## begin MATERIAL PROVIDED

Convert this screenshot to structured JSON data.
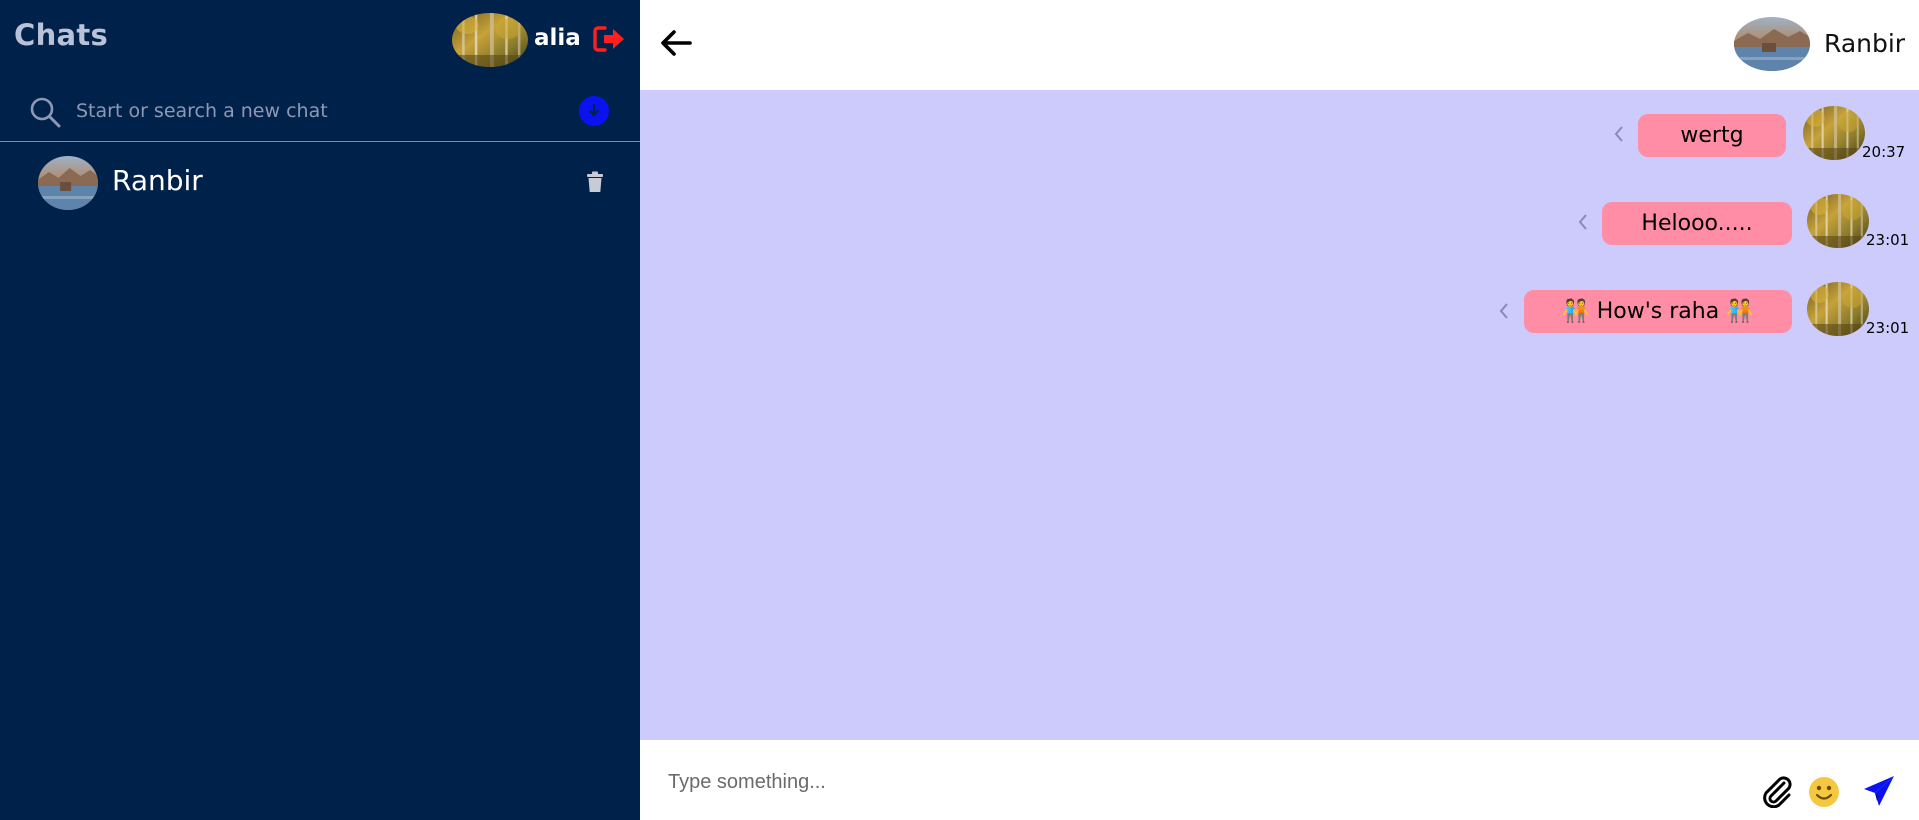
{
  "sidebar": {
    "title": "Chats",
    "user": {
      "name": "alia",
      "avatar": "forest-photo"
    },
    "logout_icon": "logout-icon",
    "search": {
      "placeholder": "Start or search a new chat",
      "value": ""
    },
    "new_chat_icon": "arrow-down-circle-icon",
    "chats": [
      {
        "name": "Ranbir",
        "avatar": "lake-photo"
      }
    ]
  },
  "header": {
    "back_icon": "arrow-left-icon",
    "contact_name": "Ranbir",
    "contact_avatar": "lake-photo"
  },
  "messages": [
    {
      "text": "wertg",
      "time": "20:37",
      "sender_avatar": "forest-photo"
    },
    {
      "text": "Helooo.....",
      "time": "23:01",
      "sender_avatar": "forest-photo"
    },
    {
      "text": "🧑‍🤝‍🧑 How's raha 🧑‍🤝‍🧑",
      "time": "23:01",
      "sender_avatar": "forest-photo"
    }
  ],
  "composer": {
    "placeholder": "Type something...",
    "value": ""
  },
  "colors": {
    "sidebar_bg": "#00224a",
    "chat_bg": "#cccbfc",
    "bubble_bg": "#fe8da5",
    "logout": "#ff1f1f",
    "accent_blue": "#0a12f2"
  }
}
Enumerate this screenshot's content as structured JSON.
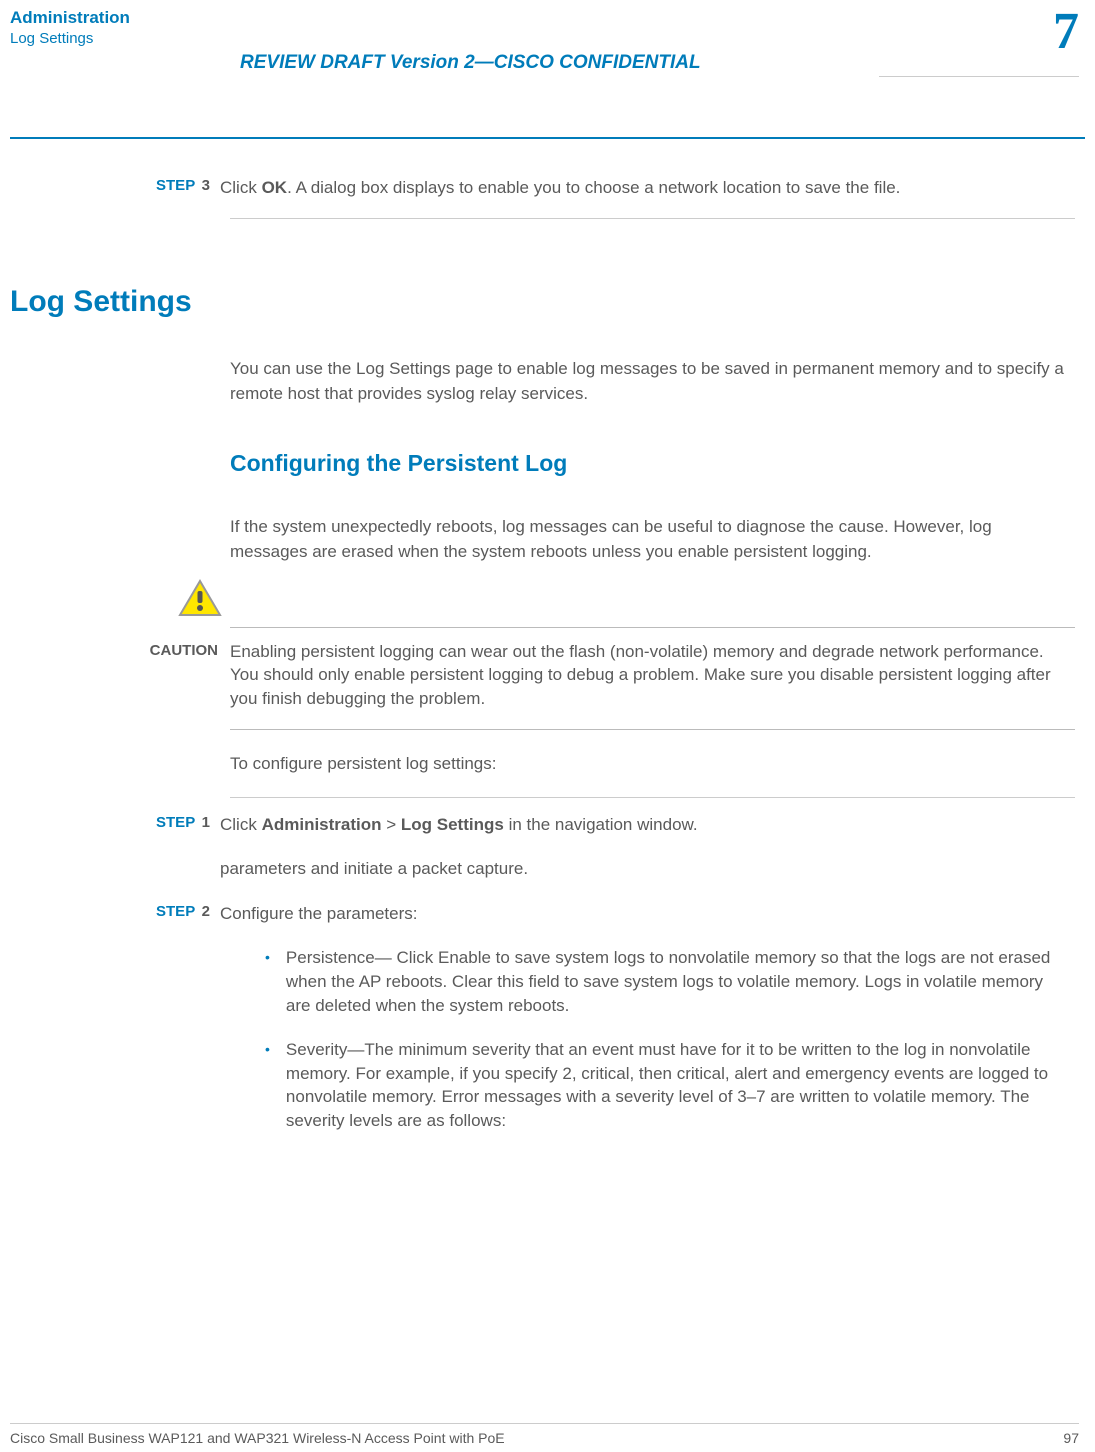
{
  "header": {
    "title": "Administration",
    "subtitle": "Log Settings",
    "review": "REVIEW DRAFT  Version 2—CISCO CONFIDENTIAL",
    "chapter": "7"
  },
  "step3": {
    "label": "STEP",
    "num": "3",
    "pre": "Click ",
    "bold": "OK",
    "post": ". A dialog box displays to enable you to choose a network location to save the file."
  },
  "h1": "Log Settings",
  "intro_pre": "You can use the ",
  "intro_bold": "Log Settings",
  "intro_post": " page to enable log messages to be saved in permanent memory and to specify a remote host that provides syslog relay services.",
  "h2": "Configuring the Persistent Log",
  "p1": "If the system unexpectedly reboots, log messages can be useful to diagnose the cause. However, log messages are erased when the system reboots unless you enable persistent logging.",
  "caution": {
    "label": "CAUTION",
    "text": "Enabling persistent logging can wear out the flash (non-volatile) memory and degrade network performance. You should only enable persistent logging to debug a problem. Make sure you disable persistent logging after you finish debugging the problem."
  },
  "p2": "To configure persistent log settings:",
  "step1": {
    "label": "STEP",
    "num": "1",
    "pre": "Click ",
    "bold1": "Administration",
    "mid": " > ",
    "bold2": "Log Settings",
    "post": " in the navigation window.",
    "line2": "parameters and initiate a packet capture."
  },
  "step2": {
    "label": "STEP",
    "num": "2",
    "text": "Configure the parameters:"
  },
  "bullets": {
    "b1": {
      "bold": "Persistence",
      "dash": "— Click ",
      "bold2": "Enable",
      "post": " to save system logs to nonvolatile memory so that the logs are not erased when the AP reboots. Clear this field to save system logs to volatile memory. Logs in volatile memory are deleted when the system reboots."
    },
    "b2": {
      "bold": "Severity",
      "post": "—The minimum severity that an event must have for it to be written to the log in nonvolatile memory. For example, if you specify 2, critical, then critical, alert and emergency events are logged to nonvolatile memory. Error messages with a severity level of 3–7 are written to volatile memory. The severity levels are as follows:"
    }
  },
  "footer": {
    "left": "Cisco Small Business WAP121 and WAP321 Wireless-N Access Point with PoE",
    "right": "97"
  }
}
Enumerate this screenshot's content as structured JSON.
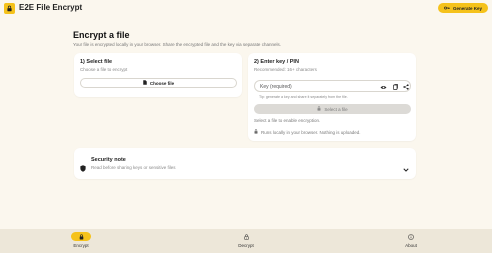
{
  "header": {
    "app_title": "E2E File Encrypt",
    "generate_key_label": "Generate Key"
  },
  "page": {
    "title": "Encrypt a file",
    "subtitle": "Your file is encrypted locally in your browser. Share the encrypted file and the key via separate channels."
  },
  "select_card": {
    "title": "1) Select file",
    "subtitle": "Choose a file to encrypt",
    "choose_label": "Choose file"
  },
  "key_card": {
    "title": "2) Enter key / PIN",
    "subtitle": "Recommended: 16+ characters",
    "key_placeholder": "Key (required)",
    "tip": "Tip: generate a key and share it separately from the file.",
    "select_file_label": "Select a file",
    "hint": "Select a file to enable encryption.",
    "local_note": "Runs locally in your browser. Nothing is uploaded."
  },
  "security_note": {
    "title": "Security note",
    "subtitle": "Read before sharing keys or sensitive files"
  },
  "bottom_nav": {
    "items": [
      {
        "label": "Encrypt",
        "icon": "lock-icon",
        "active": true
      },
      {
        "label": "Decrypt",
        "icon": "unlock-icon",
        "active": false
      },
      {
        "label": "About",
        "icon": "info-icon",
        "active": false
      }
    ]
  },
  "colors": {
    "accent": "#f5c21b",
    "background": "#fbf7ee",
    "nav_background": "#ede7d9"
  }
}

## end MATERIAL PROVIDED

Count the lines that hold the string "logout", and reply with that number alone.

2